**What you are asked to do:** Include no pictures. Output exactly the lines from the one that contains "Read this page and output its text content." through the final line of the entries.

**Dataset extract:**

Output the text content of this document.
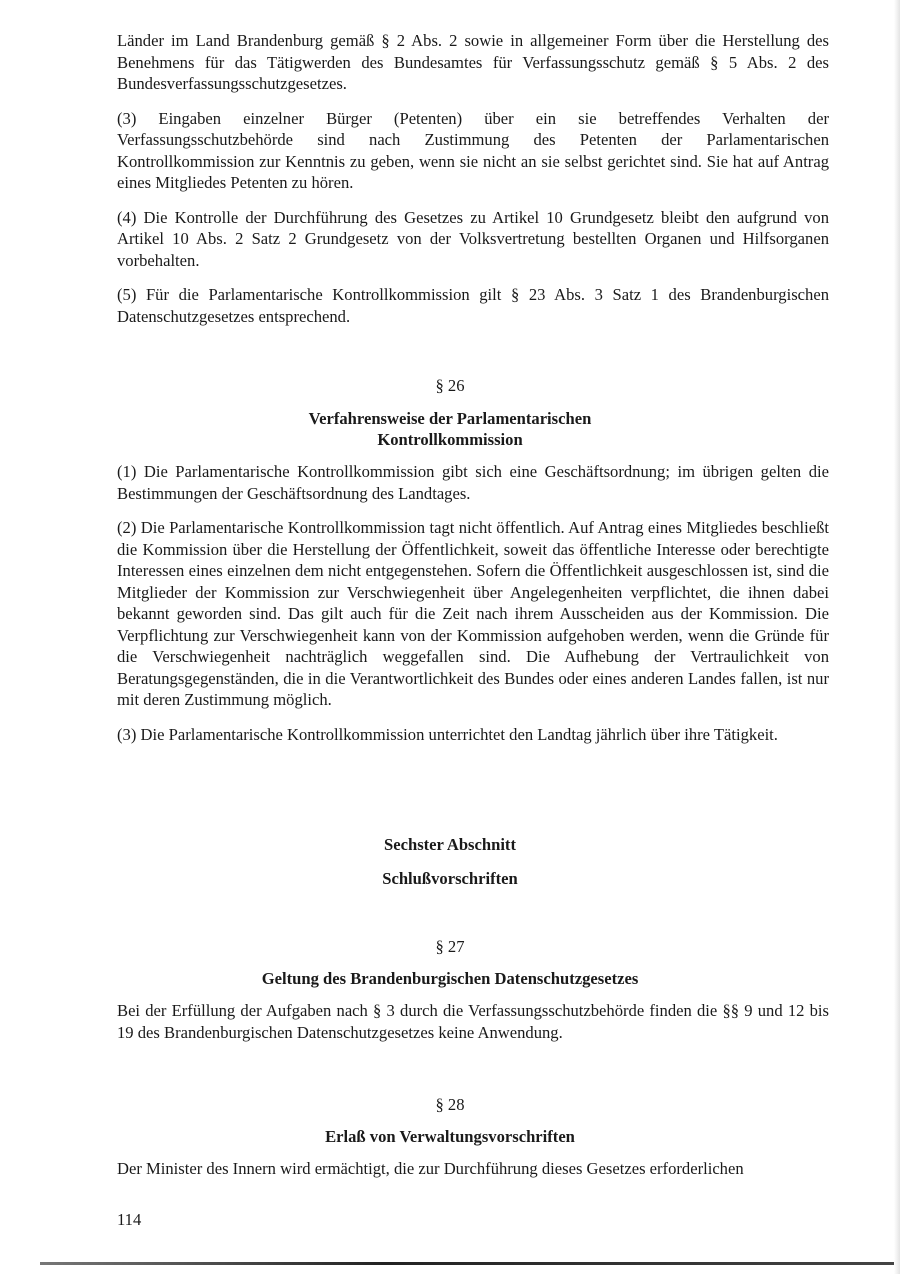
Länder im Land Brandenburg gemäß § 2 Abs. 2 sowie in allgemeiner Form über die Herstellung des Benehmens für das Tätigwerden des Bundesamtes für Verfassungsschutz gemäß § 5 Abs. 2 des Bundesverfassungsschutzgesetzes.

(3) Eingaben einzelner Bürger (Petenten) über ein sie betreffendes Verhalten der Verfassungsschutzbehörde sind nach Zustimmung des Petenten der Parlamentarischen Kontrollkommission zur Kenntnis zu geben, wenn sie nicht an sie selbst gerichtet sind. Sie hat auf Antrag eines Mitgliedes Petenten zu hören.

(4) Die Kontrolle der Durchführung des Gesetzes zu Artikel 10 Grundgesetz bleibt den aufgrund von Artikel 10 Abs. 2 Satz 2 Grundgesetz von der Volksvertretung bestellten Organen und Hilfsorganen vorbehalten.

(5) Für die Parlamentarische Kontrollkommission gilt § 23 Abs. 3 Satz 1 des Brandenburgischen Datenschutzgesetzes entsprechend.

§ 26
Verfahrensweise der Parlamentarischen
Kontrollkommission

(1) Die Parlamentarische Kontrollkommission gibt sich eine Geschäftsordnung; im übrigen gelten die Bestimmungen der Geschäftsordnung des Landtages.

(2) Die Parlamentarische Kontrollkommission tagt nicht öffentlich. Auf Antrag eines Mitgliedes beschließt die Kommission über die Herstellung der Öffentlichkeit, soweit das öffentliche Interesse oder berechtigte Interessen eines einzelnen dem nicht entgegenstehen. Sofern die Öffentlichkeit ausgeschlossen ist, sind die Mitglieder der Kommission zur Verschwiegenheit über Angelegenheiten verpflichtet, die ihnen dabei bekannt geworden sind. Das gilt auch für die Zeit nach ihrem Ausscheiden aus der Kommission. Die Verpflichtung zur Verschwiegenheit kann von der Kommission aufgehoben werden, wenn die Gründe für die Verschwiegenheit nachträglich weggefallen sind. Die Aufhebung der Vertraulichkeit von Beratungsgegenständen, die in die Verantwortlichkeit des Bundes oder eines anderen Landes fallen, ist nur mit deren Zustimmung möglich.

(3) Die Parlamentarische Kontrollkommission unterrichtet den Landtag jährlich über ihre Tätigkeit.

Sechster Abschnitt
Schlußvorschriften
§ 27
Geltung des Brandenburgischen Datenschutzgesetzes
Bei der Erfüllung der Aufgaben nach § 3 durch die Verfassungsschutzbehörde finden die §§ 9 und 12 bis 19 des Brandenburgischen Datenschutzgesetzes keine Anwendung.
§ 28
Erlaß von Verwaltungsvorschriften
Der Minister des Innern wird ermächtigt, die zur Durchführung dieses Gesetzes erforderlichen
114
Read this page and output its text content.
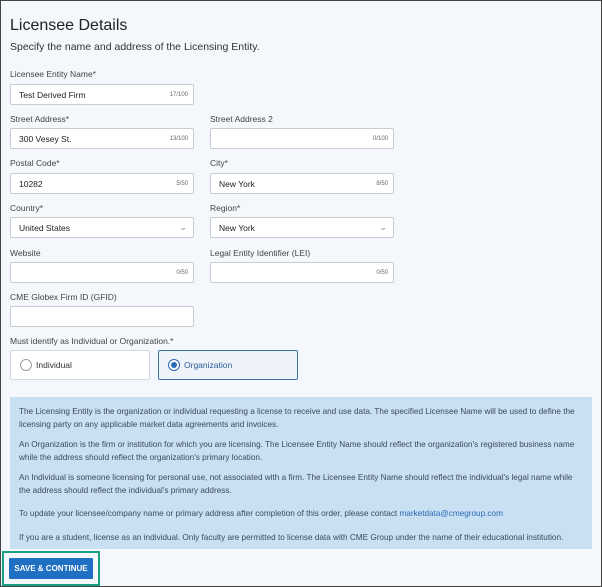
Licensee Details
Specify the name and address of the Licensing Entity.
Licensee Entity Name*
Test Derived Firm	17/100
Street Address*
300 Vesey St.	13/100
Street Address 2
0/100
Postal Code*
10282	5/50
City*
New York	8/50
Country*
United States	⌄
Region*
New York	⌄
Website
0/50
Legal Entity Identifier (LEI)
0/50
CME Globex Firm ID (GFID)
Must identify as Individual or Organization.*
Individual	Organization

The Licensing Entity is the organization or individual requesting a license to receive and use data. The specified Licensee Name will be used to define the licensing party on any applicable market data agreements and invoices.

An Organization is the firm or institution for which you are licensing. The Licensee Entity Name should reflect the organization's registered business name while the address should reflect the organization's primary location.

An Individual is someone licensing for personal use, not associated with a firm. The Licensee Entity Name should reflect the individual's legal name while the address should reflect the individual's primary address.

To update your licensee/company name or primary address after completion of this order, please contact marketdata@cmegroup.com

If you are a student, license as an individual. Only faculty are permitted to license data with CME Group under the name of their educational institution.

SAVE & CONTINUE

**Exercise response:**
Read this page and output its text content.
Licensee Details
Specify the name and address of the Licensing Entity.
Licensee Entity Name*
Test Derived Firm	17/100
Street Address*
300 Vesey St.	13/100
Street Address 2
0/100
Postal Code*
10282	5/50
City*
New York	8/50
Country*
United States	⌄
Region*
New York	⌄
Website
0/50
Legal Entity Identifier (LEI)
0/50
CME Globex Firm ID (GFID)
Must identify as Individual or Organization.*
Individual	Organization

The Licensing Entity is the organization or individual requesting a license to receive and use data. The specified Licensee Name will be used to define the licensing party on any applicable market data agreements and invoices.

An Organization is the firm or institution for which you are licensing. The Licensee Entity Name should reflect the organization's registered business name while the address should reflect the organization's primary location.

An Individual is someone licensing for personal use, not associated with a firm. The Licensee Entity Name should reflect the individual's legal name while the address should reflect the individual's primary address.

To update your licensee/company name or primary address after completion of this order, please contact marketdata@cmegroup.com

If you are a student, license as an individual. Only faculty are permitted to license data with CME Group under the name of their educational institution.

SAVE & CONTINUE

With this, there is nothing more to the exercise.